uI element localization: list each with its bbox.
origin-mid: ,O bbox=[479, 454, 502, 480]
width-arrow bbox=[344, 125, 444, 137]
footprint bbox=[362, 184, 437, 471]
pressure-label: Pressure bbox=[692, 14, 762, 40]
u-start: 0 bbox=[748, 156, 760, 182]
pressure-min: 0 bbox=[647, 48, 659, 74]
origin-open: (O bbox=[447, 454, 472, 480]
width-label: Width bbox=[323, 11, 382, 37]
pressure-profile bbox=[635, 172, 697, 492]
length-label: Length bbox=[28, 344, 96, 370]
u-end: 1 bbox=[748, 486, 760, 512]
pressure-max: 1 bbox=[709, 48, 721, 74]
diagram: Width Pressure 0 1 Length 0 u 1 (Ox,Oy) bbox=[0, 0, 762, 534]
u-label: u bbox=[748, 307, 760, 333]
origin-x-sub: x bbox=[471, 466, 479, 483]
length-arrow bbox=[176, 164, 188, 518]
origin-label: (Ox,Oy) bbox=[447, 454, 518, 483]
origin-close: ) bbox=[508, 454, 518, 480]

◇ ◇ ◇ ◇ ◇

Exercise brief: Copy the entries above word for word, from their first line through the line containing "length-arrow bbox=[176, 164, 188, 518]", and include that line.

Result of the task:
uI element localization: list each with its bbox.
origin-mid: ,O bbox=[479, 454, 502, 480]
width-arrow bbox=[344, 125, 444, 137]
footprint bbox=[362, 184, 437, 471]
pressure-label: Pressure bbox=[692, 14, 762, 40]
u-start: 0 bbox=[748, 156, 760, 182]
pressure-min: 0 bbox=[647, 48, 659, 74]
origin-open: (O bbox=[447, 454, 472, 480]
width-label: Width bbox=[323, 11, 382, 37]
pressure-profile bbox=[635, 172, 697, 492]
length-label: Length bbox=[28, 344, 96, 370]
u-end: 1 bbox=[748, 486, 760, 512]
pressure-max: 1 bbox=[709, 48, 721, 74]
diagram: Width Pressure 0 1 Length 0 u 1 (Ox,Oy) bbox=[0, 0, 762, 534]
u-label: u bbox=[748, 307, 760, 333]
origin-x-sub: x bbox=[471, 466, 479, 483]
length-arrow bbox=[176, 164, 188, 518]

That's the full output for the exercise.